* [Set exercise]:
Copy out all the entries word for word.

* [Extracted data]:
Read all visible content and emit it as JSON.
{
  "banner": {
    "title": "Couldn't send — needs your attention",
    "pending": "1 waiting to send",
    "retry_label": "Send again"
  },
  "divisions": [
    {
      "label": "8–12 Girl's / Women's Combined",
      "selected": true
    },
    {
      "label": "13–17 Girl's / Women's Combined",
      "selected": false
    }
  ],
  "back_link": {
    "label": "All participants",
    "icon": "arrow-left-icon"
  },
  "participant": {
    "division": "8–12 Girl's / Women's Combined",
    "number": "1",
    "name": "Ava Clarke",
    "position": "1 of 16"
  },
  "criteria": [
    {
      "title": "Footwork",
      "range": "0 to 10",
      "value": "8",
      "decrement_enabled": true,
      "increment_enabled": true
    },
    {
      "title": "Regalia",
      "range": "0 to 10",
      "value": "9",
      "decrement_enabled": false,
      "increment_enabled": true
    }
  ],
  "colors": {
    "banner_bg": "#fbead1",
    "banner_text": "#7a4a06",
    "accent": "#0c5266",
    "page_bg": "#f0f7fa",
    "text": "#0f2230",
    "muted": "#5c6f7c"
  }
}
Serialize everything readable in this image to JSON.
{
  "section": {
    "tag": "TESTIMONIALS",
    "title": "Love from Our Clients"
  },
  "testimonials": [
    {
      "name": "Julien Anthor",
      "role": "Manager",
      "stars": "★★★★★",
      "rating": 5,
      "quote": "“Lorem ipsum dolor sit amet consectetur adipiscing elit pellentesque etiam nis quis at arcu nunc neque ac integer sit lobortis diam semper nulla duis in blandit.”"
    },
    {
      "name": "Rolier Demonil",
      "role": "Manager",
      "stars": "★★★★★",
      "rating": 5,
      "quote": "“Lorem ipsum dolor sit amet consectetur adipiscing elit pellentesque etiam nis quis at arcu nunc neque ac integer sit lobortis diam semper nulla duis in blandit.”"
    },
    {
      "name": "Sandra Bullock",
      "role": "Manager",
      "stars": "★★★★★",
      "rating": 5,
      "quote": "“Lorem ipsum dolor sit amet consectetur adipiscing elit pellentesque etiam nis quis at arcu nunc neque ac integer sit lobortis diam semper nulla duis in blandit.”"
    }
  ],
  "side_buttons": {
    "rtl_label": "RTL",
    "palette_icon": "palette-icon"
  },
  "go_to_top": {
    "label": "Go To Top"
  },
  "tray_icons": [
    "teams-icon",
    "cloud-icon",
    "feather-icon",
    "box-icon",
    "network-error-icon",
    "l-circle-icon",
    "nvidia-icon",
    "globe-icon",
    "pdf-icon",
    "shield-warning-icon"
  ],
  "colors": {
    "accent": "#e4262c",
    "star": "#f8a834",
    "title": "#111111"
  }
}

* [Complete output]:
Read all visible content and emit it as JSON.
{
  "banner": {
    "title": "Couldn't send — needs your attention",
    "pending": "1 waiting to send",
    "retry_label": "Send again"
  },
  "divisions": [
    {
      "label": "8–12 Girl's / Women's Combined",
      "selected": true
    },
    {
      "label": "13–17 Girl's / Women's Combined",
      "selected": false
    }
  ],
  "back_link": {
    "label": "All participants",
    "icon": "arrow-left-icon"
  },
  "participant": {
    "division": "8–12 Girl's / Women's Combined",
    "number": "1",
    "name": "Ava Clarke",
    "position": "1 of 16"
  },
  "criteria": [
    {
      "title": "Footwork",
      "range": "0 to 10",
      "value": "8",
      "decrement_enabled": true,
      "increment_enabled": true
    },
    {
      "title": "Regalia",
      "range": "0 to 10",
      "value": "9",
      "decrement_enabled": false,
      "increment_enabled": true
    }
  ],
  "colors": {
    "banner_bg": "#fbead1",
    "banner_text": "#7a4a06",
    "accent": "#0c5266",
    "page_bg": "#f0f7fa",
    "text": "#0f2230",
    "muted": "#5c6f7c"
  }
}
Serialize everything readable in this image to JSON.
{
  "section": {
    "tag": "TESTIMONIALS",
    "title": "Love from Our Clients"
  },
  "testimonials": [
    {
      "name": "Julien Anthor",
      "role": "Manager",
      "stars": "★★★★★",
      "rating": 5,
      "quote": "“Lorem ipsum dolor sit amet consectetur adipiscing elit pellentesque etiam nis quis at arcu nunc neque ac integer sit lobortis diam semper nulla duis in blandit.”"
    },
    {
      "name": "Rolier Demonil",
      "role": "Manager",
      "stars": "★★★★★",
      "rating": 5,
      "quote": "“Lorem ipsum dolor sit amet consectetur adipiscing elit pellentesque etiam nis quis at arcu nunc neque ac integer sit lobortis diam semper nulla duis in blandit.”"
    },
    {
      "name": "Sandra Bullock",
      "role": "Manager",
      "stars": "★★★★★",
      "rating": 5,
      "quote": "“Lorem ipsum dolor sit amet consectetur adipiscing elit pellentesque etiam nis quis at arcu nunc neque ac integer sit lobortis diam semper nulla duis in blandit.”"
    }
  ],
  "side_buttons": {
    "rtl_label": "RTL",
    "palette_icon": "palette-icon"
  },
  "go_to_top": {
    "label": "Go To Top"
  },
  "tray_icons": [
    "teams-icon",
    "cloud-icon",
    "feather-icon",
    "box-icon",
    "network-error-icon",
    "l-circle-icon",
    "nvidia-icon",
    "globe-icon",
    "pdf-icon",
    "shield-warning-icon"
  ],
  "colors": {
    "accent": "#e4262c",
    "star": "#f8a834",
    "title": "#111111"
  }
}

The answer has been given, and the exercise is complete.